PROBLEM TO SOLVE: Leave out the pictures and copy each record below exactly.
+++
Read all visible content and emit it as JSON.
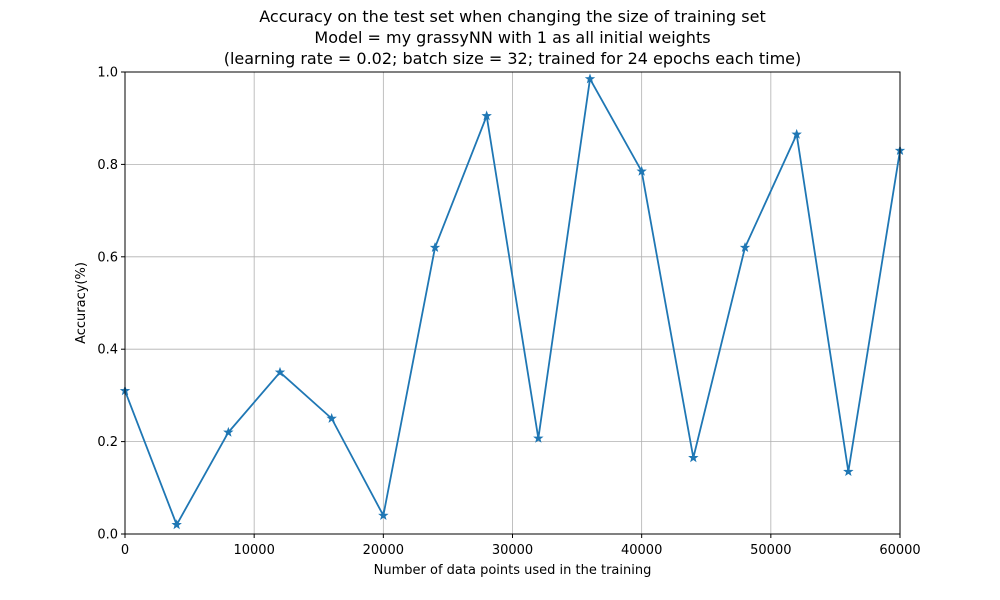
{
  "chart_data": {
    "type": "line",
    "title_lines": [
      "Accuracy on the test set when changing the size of training set",
      "Model = my grassyNN with 1 as all initial weights",
      "(learning rate = 0.02; batch size = 32; trained for 24 epochs each time)"
    ],
    "xlabel": "Number of data points used in the training",
    "ylabel": "Accuracy(%)",
    "xlim": [
      0,
      60000
    ],
    "ylim": [
      0,
      1.0
    ],
    "x_ticks": [
      0,
      10000,
      20000,
      30000,
      40000,
      50000,
      60000
    ],
    "x_tick_labels": [
      "0",
      "10000",
      "20000",
      "30000",
      "40000",
      "50000",
      "60000"
    ],
    "y_ticks": [
      0,
      0.2,
      0.4,
      0.6,
      0.8,
      1.0
    ],
    "y_tick_labels": [
      "0.0",
      "0.2",
      "0.4",
      "0.6",
      "0.8",
      "1.0"
    ],
    "grid": true,
    "marker": "star",
    "color": "#1f77b4",
    "x": [
      0,
      4000,
      8000,
      12000,
      16000,
      20000,
      24000,
      28000,
      32000,
      36000,
      40000,
      44000,
      48000,
      52000,
      56000,
      60000
    ],
    "y": [
      0.31,
      0.02,
      0.22,
      0.35,
      0.25,
      0.04,
      0.62,
      0.905,
      0.207,
      0.985,
      0.785,
      0.165,
      0.62,
      0.865,
      0.135,
      0.83
    ]
  }
}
+++
SOLUTION FOR THIS PROBLEM:
Read all visible content and emit it as JSON.
{
  "chart_data": {
    "type": "line",
    "title_lines": [
      "Accuracy on the test set when changing the size of training set",
      "Model = my grassyNN with 1 as all initial weights",
      "(learning rate = 0.02; batch size = 32; trained for 24 epochs each time)"
    ],
    "xlabel": "Number of data points used in the training",
    "ylabel": "Accuracy(%)",
    "xlim": [
      0,
      60000
    ],
    "ylim": [
      0,
      1.0
    ],
    "x_ticks": [
      0,
      10000,
      20000,
      30000,
      40000,
      50000,
      60000
    ],
    "x_tick_labels": [
      "0",
      "10000",
      "20000",
      "30000",
      "40000",
      "50000",
      "60000"
    ],
    "y_ticks": [
      0,
      0.2,
      0.4,
      0.6,
      0.8,
      1.0
    ],
    "y_tick_labels": [
      "0.0",
      "0.2",
      "0.4",
      "0.6",
      "0.8",
      "1.0"
    ],
    "grid": true,
    "marker": "star",
    "color": "#1f77b4",
    "x": [
      0,
      4000,
      8000,
      12000,
      16000,
      20000,
      24000,
      28000,
      32000,
      36000,
      40000,
      44000,
      48000,
      52000,
      56000,
      60000
    ],
    "y": [
      0.31,
      0.02,
      0.22,
      0.35,
      0.25,
      0.04,
      0.62,
      0.905,
      0.207,
      0.985,
      0.785,
      0.165,
      0.62,
      0.865,
      0.135,
      0.83
    ]
  }
}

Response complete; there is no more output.